City and Regional Magazine Association
- City and Regional Magazine Association logo
- Abbreviation: CRMA
- Founded: 1978
- Type: 501(c)(7) nonprofit organization
- Tax ID no.: 22-2269813
- Location: Redondo Beach, California, U.S.;
- Revenue: $748,193 (2014)
- Expenses: $655,943 (2014)
- Employees: 0 (2014)
- Volunteers: 2 (2014)
- Website: www.citymag.org

= City and Regional Magazine Association =

American nonprofit organization

The City and Regional Magazine Association (CRMA) is an American nonprofit organization founded in 1978 that facilitates professional development and training for member magazines and methods for exchanging information and ideas.

== Activities ==
The Association organizes activities to encourage editorial and journalistic standards, and compile industry research and data for its members. CRMA also represents member magazines on major national and regional public policy issues. The organization's membership comprises publications from the United States, Canada and Mexico. Each year, the organization provides awards for excellence to qualified member organizations in designated categories. The awards are managed on CRMA’s behalf by the University of Missouri School of Journalism.

== Members ==
The Association's members are primarily publications focused on general interest topics covering a local or regional area and distributed through the mail or through newsstand sales. Members must have, or be in the process of completing, circulation audits.

Existing members include:

- 5280 (Denver, Colorado)
- Atlanta (Atlanta, Georgia)
- Baltimore (Baltimore, Maryland)
- Boston (Boston, Massachusetts)
- Chicago (Chicago, Illinois)
- Cincinnati Magazine (Cincinnati, Ohio)
- Cleveland Magazine (Cleveland, Ohio)
- Columbus Monthly (Columbus, Ohio)
- D Magazine (Dallas-Fort Worth, Texas)

*REQUIREMENTS:*
1. In the CRMA article, which institution manages the association's awards?
2. Reproduce the passage of the CRMA article that starts with "- 5280 (Denver, Colorado)" and goes on through "Magazine (Cleveland, Ohio)".
The entries after this point come from a separate source unrelated to the CRMA article.

(Layout dataset entries)
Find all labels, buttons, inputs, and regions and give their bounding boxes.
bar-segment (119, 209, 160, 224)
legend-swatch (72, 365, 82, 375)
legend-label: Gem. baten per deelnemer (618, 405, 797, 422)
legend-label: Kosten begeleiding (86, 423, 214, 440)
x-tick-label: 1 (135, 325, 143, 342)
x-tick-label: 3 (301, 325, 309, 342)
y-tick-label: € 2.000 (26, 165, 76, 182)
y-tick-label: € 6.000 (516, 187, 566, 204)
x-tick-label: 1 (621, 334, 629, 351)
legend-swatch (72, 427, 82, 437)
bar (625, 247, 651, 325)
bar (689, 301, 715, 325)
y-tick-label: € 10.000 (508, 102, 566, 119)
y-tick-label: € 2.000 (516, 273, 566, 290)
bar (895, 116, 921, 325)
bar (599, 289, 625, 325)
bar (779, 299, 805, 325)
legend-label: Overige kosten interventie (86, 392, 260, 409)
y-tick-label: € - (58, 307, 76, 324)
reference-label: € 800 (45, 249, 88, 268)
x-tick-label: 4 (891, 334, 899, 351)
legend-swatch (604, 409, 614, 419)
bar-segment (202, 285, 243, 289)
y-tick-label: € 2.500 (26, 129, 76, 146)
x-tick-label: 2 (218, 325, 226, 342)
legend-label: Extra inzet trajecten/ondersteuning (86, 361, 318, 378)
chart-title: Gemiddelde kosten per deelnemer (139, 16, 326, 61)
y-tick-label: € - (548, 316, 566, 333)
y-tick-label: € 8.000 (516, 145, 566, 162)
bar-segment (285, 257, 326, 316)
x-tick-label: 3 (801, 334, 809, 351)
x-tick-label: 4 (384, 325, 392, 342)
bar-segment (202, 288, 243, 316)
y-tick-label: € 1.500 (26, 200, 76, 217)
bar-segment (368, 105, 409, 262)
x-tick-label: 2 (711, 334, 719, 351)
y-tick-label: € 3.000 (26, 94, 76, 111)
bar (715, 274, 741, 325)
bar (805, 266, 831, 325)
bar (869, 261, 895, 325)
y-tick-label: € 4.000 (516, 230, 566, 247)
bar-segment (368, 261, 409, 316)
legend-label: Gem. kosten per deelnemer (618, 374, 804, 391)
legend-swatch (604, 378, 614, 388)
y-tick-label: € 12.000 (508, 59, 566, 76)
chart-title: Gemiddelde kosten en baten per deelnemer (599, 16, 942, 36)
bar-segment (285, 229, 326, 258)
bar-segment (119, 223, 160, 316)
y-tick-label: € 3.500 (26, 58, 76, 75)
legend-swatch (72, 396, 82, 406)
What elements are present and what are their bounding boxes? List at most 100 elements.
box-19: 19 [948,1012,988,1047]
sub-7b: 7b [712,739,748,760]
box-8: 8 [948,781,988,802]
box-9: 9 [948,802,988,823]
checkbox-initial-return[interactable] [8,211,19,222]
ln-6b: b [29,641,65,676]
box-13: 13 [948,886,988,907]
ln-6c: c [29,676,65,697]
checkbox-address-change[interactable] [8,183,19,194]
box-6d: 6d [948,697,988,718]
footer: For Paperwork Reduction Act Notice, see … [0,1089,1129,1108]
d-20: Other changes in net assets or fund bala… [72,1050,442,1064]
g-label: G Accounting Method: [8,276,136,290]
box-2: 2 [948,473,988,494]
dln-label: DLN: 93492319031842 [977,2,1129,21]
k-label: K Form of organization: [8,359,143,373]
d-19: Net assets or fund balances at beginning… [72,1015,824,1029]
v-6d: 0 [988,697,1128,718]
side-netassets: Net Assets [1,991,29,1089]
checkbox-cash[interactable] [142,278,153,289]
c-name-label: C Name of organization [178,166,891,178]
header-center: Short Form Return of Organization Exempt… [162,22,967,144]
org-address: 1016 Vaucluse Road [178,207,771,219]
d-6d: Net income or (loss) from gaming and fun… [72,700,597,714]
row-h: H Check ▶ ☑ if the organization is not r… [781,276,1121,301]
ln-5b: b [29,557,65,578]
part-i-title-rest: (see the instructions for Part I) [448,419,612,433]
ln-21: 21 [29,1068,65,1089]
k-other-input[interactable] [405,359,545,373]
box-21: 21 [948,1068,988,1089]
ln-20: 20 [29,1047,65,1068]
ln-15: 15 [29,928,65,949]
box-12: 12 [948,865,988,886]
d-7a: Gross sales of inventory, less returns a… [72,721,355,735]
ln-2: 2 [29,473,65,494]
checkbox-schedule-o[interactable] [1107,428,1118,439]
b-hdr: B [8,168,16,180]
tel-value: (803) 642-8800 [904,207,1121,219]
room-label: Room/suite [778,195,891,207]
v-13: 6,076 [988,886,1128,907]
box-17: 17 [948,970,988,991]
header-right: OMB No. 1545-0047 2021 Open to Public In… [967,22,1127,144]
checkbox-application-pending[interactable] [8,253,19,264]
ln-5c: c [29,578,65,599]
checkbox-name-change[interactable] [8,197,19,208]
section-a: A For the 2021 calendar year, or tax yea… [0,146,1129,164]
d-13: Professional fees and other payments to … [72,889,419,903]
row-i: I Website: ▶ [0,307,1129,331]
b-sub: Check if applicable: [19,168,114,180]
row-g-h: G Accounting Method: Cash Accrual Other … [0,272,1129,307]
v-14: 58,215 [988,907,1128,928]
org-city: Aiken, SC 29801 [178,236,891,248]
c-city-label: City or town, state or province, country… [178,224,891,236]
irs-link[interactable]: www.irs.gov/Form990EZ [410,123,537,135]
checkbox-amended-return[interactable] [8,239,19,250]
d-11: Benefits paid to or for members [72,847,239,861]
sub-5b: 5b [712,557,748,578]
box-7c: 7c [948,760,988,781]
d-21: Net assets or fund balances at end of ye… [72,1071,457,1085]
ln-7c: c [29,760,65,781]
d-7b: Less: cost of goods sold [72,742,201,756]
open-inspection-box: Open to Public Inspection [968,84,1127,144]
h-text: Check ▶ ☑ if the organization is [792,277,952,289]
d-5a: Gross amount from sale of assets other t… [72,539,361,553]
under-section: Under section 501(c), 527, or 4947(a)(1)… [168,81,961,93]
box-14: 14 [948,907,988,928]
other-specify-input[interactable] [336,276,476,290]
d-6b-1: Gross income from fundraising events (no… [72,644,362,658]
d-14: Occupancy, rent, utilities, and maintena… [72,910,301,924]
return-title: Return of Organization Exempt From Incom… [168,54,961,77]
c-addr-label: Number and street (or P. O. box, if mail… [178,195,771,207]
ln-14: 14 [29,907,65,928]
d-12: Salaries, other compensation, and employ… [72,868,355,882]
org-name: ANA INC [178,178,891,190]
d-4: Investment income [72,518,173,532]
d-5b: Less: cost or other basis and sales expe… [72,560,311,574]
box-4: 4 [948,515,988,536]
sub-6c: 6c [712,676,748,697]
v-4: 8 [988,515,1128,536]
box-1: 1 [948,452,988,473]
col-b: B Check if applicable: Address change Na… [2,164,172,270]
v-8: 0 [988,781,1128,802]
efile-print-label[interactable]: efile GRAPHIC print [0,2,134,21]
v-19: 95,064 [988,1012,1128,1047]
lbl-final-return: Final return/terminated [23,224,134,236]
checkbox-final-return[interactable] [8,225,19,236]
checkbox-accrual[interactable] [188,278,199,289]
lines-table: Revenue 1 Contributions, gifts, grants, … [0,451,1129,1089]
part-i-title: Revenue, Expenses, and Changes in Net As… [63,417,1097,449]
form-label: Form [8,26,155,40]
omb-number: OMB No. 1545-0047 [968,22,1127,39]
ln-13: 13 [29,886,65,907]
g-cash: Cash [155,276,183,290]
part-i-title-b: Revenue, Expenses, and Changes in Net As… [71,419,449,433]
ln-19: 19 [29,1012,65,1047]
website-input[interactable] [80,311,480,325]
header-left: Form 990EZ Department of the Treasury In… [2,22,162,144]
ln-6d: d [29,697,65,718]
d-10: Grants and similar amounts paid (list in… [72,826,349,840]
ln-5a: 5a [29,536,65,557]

*EXERCISE RESULTS:*
1. The University of Missouri School of Journalism.

2.
- 5280 (Denver, Colorado)
- Atlanta (Atlanta, Georgia)
- Baltimore (Baltimore, Maryland)
- Boston (Boston, Massachusetts)
- Chicago (Chicago, Illinois)
- Cincinnati Magazine (Cincinnati, Ohio)
- Cleveland Magazine (Cleveland, Ohio)